Work to complete: Look for the word "Hanøy" in the entries below, then copy every line that has it.
....
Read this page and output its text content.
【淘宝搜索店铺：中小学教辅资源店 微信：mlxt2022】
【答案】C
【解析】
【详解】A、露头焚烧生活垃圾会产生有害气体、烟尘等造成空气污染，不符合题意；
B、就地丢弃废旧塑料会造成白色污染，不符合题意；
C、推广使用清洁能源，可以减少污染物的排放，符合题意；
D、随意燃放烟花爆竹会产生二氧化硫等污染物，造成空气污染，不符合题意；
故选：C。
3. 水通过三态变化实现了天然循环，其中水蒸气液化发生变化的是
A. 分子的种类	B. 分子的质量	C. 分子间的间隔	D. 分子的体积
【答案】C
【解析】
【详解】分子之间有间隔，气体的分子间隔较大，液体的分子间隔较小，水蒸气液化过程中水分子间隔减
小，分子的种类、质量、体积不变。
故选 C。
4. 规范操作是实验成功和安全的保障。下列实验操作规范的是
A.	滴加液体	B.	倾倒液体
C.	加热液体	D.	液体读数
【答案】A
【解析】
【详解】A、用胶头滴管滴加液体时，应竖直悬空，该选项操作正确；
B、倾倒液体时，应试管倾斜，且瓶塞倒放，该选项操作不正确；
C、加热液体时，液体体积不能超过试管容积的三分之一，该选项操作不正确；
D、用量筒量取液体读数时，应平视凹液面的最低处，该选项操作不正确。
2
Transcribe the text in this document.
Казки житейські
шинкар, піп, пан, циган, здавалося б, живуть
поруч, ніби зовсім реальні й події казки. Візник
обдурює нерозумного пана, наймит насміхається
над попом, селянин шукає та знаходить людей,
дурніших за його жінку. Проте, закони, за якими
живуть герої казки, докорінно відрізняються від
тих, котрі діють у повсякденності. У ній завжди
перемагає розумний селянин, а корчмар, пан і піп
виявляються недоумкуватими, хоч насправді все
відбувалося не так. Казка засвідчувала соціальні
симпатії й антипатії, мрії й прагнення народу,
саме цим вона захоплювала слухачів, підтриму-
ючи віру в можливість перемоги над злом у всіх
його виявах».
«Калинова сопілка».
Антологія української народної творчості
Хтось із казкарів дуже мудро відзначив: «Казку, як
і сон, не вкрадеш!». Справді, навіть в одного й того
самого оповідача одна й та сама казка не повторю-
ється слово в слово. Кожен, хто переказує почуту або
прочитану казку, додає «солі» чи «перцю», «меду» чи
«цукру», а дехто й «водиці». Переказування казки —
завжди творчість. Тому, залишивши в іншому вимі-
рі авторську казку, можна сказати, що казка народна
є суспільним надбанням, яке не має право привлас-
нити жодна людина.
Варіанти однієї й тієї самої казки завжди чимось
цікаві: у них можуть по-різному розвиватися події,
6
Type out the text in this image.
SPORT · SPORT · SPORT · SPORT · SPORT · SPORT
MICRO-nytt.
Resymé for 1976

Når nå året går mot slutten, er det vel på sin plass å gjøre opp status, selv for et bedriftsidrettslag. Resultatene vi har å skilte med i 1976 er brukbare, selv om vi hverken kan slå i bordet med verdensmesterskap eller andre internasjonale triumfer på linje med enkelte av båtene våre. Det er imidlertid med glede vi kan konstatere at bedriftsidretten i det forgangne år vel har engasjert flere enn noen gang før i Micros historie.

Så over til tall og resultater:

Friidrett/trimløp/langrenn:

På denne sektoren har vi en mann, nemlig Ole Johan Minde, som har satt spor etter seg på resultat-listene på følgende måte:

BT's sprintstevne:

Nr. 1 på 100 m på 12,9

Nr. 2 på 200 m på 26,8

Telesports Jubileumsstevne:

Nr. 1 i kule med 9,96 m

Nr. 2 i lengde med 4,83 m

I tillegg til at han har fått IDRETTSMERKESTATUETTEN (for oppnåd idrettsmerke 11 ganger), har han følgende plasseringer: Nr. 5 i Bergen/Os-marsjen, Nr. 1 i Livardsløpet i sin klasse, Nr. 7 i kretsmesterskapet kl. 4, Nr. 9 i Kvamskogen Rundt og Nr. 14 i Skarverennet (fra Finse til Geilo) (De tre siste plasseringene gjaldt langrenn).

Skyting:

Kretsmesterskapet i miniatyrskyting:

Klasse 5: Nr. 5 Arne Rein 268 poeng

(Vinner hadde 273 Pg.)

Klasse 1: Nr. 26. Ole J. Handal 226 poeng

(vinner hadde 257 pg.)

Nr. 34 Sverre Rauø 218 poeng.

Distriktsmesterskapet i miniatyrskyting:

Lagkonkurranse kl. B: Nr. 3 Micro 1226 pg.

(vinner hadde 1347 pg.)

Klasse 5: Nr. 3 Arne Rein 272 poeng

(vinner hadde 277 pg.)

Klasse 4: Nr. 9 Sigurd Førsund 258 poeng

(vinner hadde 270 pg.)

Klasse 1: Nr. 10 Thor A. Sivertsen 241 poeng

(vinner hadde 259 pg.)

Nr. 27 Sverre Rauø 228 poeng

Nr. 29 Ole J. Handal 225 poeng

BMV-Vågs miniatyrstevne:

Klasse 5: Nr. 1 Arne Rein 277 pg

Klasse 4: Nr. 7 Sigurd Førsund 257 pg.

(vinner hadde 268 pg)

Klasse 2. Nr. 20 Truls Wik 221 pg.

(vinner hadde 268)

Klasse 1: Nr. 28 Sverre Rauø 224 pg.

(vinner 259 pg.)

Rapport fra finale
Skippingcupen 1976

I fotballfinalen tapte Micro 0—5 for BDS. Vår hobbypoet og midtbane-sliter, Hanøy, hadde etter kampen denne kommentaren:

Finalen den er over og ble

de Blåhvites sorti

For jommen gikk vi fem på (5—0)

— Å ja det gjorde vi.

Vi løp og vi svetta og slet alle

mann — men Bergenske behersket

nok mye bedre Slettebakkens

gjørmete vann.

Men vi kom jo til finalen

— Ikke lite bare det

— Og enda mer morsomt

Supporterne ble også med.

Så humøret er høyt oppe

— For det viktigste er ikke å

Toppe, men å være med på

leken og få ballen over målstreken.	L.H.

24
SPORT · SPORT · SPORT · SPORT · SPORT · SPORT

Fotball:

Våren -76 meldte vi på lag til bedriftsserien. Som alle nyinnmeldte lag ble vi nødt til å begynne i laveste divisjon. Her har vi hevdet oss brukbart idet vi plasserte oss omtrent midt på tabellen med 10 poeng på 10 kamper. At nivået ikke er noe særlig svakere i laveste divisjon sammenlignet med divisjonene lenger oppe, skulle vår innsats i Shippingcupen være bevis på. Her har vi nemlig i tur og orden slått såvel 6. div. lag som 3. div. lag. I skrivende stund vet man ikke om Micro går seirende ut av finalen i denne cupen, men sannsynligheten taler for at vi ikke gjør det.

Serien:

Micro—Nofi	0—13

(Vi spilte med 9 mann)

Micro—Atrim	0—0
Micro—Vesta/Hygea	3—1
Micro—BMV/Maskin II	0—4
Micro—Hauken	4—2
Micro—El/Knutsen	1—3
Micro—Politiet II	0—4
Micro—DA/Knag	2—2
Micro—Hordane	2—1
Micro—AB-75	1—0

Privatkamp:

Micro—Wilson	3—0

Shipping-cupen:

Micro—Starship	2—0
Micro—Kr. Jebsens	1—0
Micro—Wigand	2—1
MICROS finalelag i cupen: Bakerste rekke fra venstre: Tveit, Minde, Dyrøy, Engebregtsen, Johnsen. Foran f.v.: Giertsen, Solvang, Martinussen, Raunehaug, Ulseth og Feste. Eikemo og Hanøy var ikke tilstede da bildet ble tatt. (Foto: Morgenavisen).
....
In response:
I fotballfinalen tapte Micro 0—5 for BDS. Vår hobbypoet og midtbane-sliter, Hanøy, hadde etter kampen denne kommentaren:
MICROS finalelag i cupen: Bakerste rekke fra venstre: Tveit, Minde, Dyrøy, Engebregtsen, Johnsen. Foran f.v.: Giertsen, Solvang, Martinussen, Raunehaug, Ulseth og Feste. Eikemo og Hanøy var ikke tilstede da bildet ble tatt. (Foto: Morgenavisen).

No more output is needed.